## Job
Retype the whole listing, please, keeping every line exact and dropping the pictures.

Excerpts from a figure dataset
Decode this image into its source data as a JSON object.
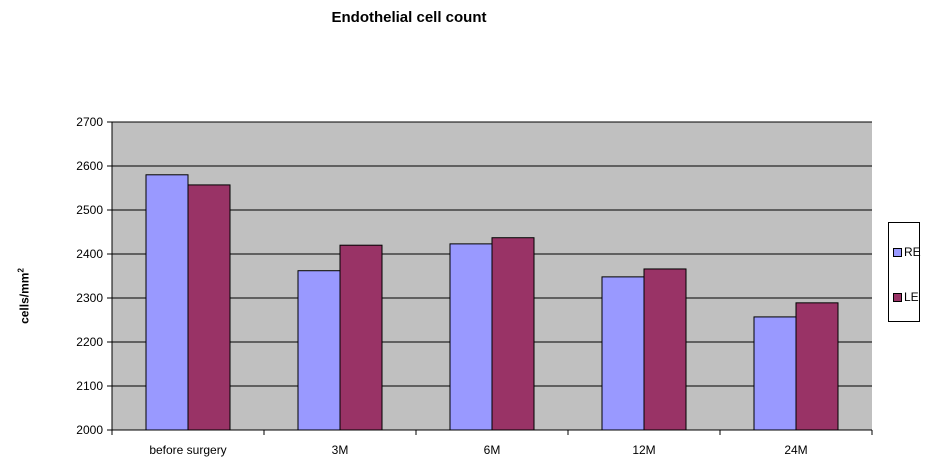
{
  "chart_data": {
    "type": "bar",
    "title": "Endothelial cell count",
    "ylabel": "cells/mm",
    "ylabel_sup": "2",
    "categories": [
      "before surgery",
      "3M",
      "6M",
      "12M",
      "24M"
    ],
    "series": [
      {
        "name": "RE",
        "color": "#9999ff",
        "values": [
          2580,
          2362,
          2423,
          2348,
          2257
        ]
      },
      {
        "name": "LE",
        "color": "#993366",
        "values": [
          2557,
          2420,
          2437,
          2366,
          2289
        ]
      }
    ],
    "ylim": [
      2000,
      2700
    ],
    "yticks": [
      2000,
      2100,
      2200,
      2300,
      2400,
      2500,
      2600,
      2700
    ],
    "grid": true,
    "plot_background": "#c0c0c0",
    "legend_position": "right"
  }
}
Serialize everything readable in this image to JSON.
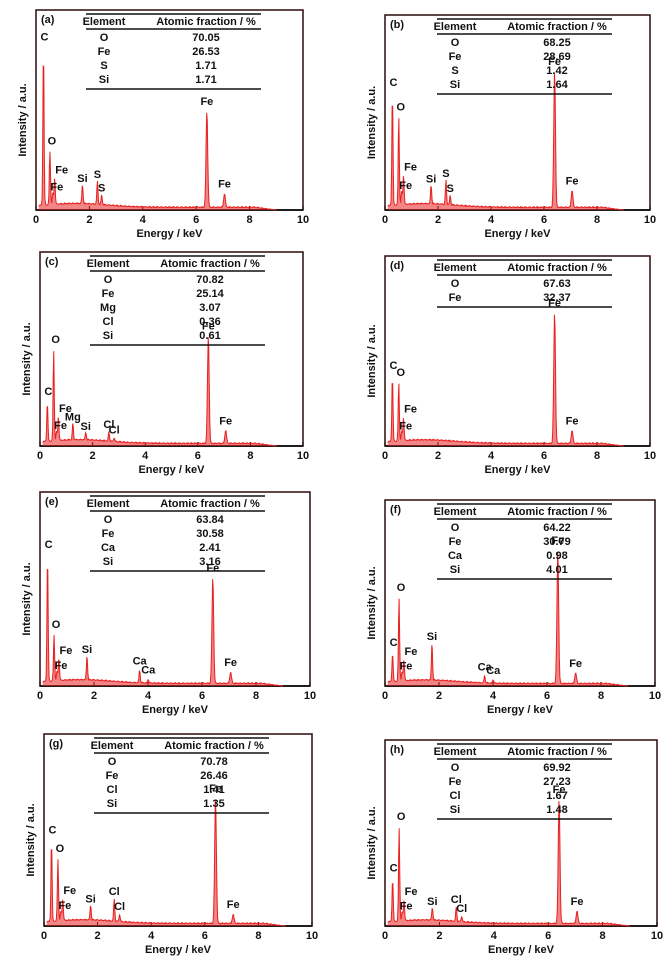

## Exercise result
Decode this image into its source data as a JSON object.
{
  "chart_data": {
    "type": "bar",
    "title": "Endothelial cell count",
    "ylabel": "cells/mm",
    "ylabel_sup": "2",
    "categories": [
      "before surgery",
      "3M",
      "6M",
      "12M",
      "24M"
    ],
    "series": [
      {
        "name": "RE",
        "color": "#9999ff",
        "values": [
          2580,
          2362,
          2423,
          2348,
          2257
        ]
      },
      {
        "name": "LE",
        "color": "#993366",
        "values": [
          2557,
          2420,
          2437,
          2366,
          2289
        ]
      }
    ],
    "ylim": [
      2000,
      2700
    ],
    "yticks": [
      2000,
      2100,
      2200,
      2300,
      2400,
      2500,
      2600,
      2700
    ],
    "grid": true,
    "plot_background": "#c0c0c0",
    "legend_position": "right"
  }
}
Serialize everything readable in this image to JSON.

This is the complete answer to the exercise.